[Stored entries]
— Begin —
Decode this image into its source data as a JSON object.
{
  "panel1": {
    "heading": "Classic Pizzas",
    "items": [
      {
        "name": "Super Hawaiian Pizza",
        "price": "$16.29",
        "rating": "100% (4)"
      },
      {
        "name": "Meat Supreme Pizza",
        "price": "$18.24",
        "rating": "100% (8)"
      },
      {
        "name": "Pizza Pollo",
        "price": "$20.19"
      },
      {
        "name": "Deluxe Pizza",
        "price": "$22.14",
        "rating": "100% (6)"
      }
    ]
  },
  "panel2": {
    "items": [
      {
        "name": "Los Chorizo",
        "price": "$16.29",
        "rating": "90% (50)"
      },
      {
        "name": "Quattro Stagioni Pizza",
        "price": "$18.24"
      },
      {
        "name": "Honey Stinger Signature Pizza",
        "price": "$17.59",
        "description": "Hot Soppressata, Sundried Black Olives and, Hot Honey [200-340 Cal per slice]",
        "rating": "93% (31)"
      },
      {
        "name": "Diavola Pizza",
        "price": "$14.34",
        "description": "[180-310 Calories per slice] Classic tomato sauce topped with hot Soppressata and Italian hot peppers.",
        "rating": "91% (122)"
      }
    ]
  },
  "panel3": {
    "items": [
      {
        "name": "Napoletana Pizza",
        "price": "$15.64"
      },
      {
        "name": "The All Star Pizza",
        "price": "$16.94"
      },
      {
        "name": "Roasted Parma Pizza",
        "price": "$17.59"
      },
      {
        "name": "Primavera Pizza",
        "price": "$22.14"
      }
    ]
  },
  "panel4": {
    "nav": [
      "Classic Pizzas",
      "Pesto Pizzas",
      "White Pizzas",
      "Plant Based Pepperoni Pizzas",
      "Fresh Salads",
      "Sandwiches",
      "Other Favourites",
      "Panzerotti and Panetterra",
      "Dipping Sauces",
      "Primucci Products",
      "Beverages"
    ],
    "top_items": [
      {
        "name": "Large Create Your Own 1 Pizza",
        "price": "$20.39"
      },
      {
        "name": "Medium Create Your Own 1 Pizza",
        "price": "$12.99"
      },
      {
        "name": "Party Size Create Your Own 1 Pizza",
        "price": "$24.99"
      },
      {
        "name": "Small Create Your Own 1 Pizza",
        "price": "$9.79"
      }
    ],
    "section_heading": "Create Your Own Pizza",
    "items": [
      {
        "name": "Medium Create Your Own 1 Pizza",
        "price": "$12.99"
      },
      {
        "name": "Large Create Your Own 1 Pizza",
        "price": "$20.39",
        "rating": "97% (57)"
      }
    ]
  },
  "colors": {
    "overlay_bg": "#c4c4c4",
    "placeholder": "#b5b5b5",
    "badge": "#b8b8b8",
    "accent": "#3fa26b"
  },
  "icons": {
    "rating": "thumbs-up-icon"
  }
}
— End —
__GIVEN REQUEST__. Produce an exact copy of all the records.

__COMPLETE RESPONSE__.
Decode this image into its source data as a JSON object.
{
  "panel1": {
    "heading": "Classic Pizzas",
    "items": [
      {
        "name": "Super Hawaiian Pizza",
        "price": "$16.29",
        "rating": "100% (4)"
      },
      {
        "name": "Meat Supreme Pizza",
        "price": "$18.24",
        "rating": "100% (8)"
      },
      {
        "name": "Pizza Pollo",
        "price": "$20.19"
      },
      {
        "name": "Deluxe Pizza",
        "price": "$22.14",
        "rating": "100% (6)"
      }
    ]
  },
  "panel2": {
    "items": [
      {
        "name": "Los Chorizo",
        "price": "$16.29",
        "rating": "90% (50)"
      },
      {
        "name": "Quattro Stagioni Pizza",
        "price": "$18.24"
      },
      {
        "name": "Honey Stinger Signature Pizza",
        "price": "$17.59",
        "description": "Hot Soppressata, Sundried Black Olives and, Hot Honey [200-340 Cal per slice]",
        "rating": "93% (31)"
      },
      {
        "name": "Diavola Pizza",
        "price": "$14.34",
        "description": "[180-310 Calories per slice] Classic tomato sauce topped with hot Soppressata and Italian hot peppers.",
        "rating": "91% (122)"
      }
    ]
  },
  "panel3": {
    "items": [
      {
        "name": "Napoletana Pizza",
        "price": "$15.64"
      },
      {
        "name": "The All Star Pizza",
        "price": "$16.94"
      },
      {
        "name": "Roasted Parma Pizza",
        "price": "$17.59"
      },
      {
        "name": "Primavera Pizza",
        "price": "$22.14"
      }
    ]
  },
  "panel4": {
    "nav": [
      "Classic Pizzas",
      "Pesto Pizzas",
      "White Pizzas",
      "Plant Based Pepperoni Pizzas",
      "Fresh Salads",
      "Sandwiches",
      "Other Favourites",
      "Panzerotti and Panetterra",
      "Dipping Sauces",
      "Primucci Products",
      "Beverages"
    ],
    "top_items": [
      {
        "name": "Large Create Your Own 1 Pizza",
        "price": "$20.39"
      },
      {
        "name": "Medium Create Your Own 1 Pizza",
        "price": "$12.99"
      },
      {
        "name": "Party Size Create Your Own 1 Pizza",
        "price": "$24.99"
      },
      {
        "name": "Small Create Your Own 1 Pizza",
        "price": "$9.79"
      }
    ],
    "section_heading": "Create Your Own Pizza",
    "items": [
      {
        "name": "Medium Create Your Own 1 Pizza",
        "price": "$12.99"
      },
      {
        "name": "Large Create Your Own 1 Pizza",
        "price": "$20.39",
        "rating": "97% (57)"
      }
    ]
  },
  "colors": {
    "overlay_bg": "#c4c4c4",
    "placeholder": "#b5b5b5",
    "badge": "#b8b8b8",
    "accent": "#3fa26b"
  },
  "icons": {
    "rating": "thumbs-up-icon"
  }
}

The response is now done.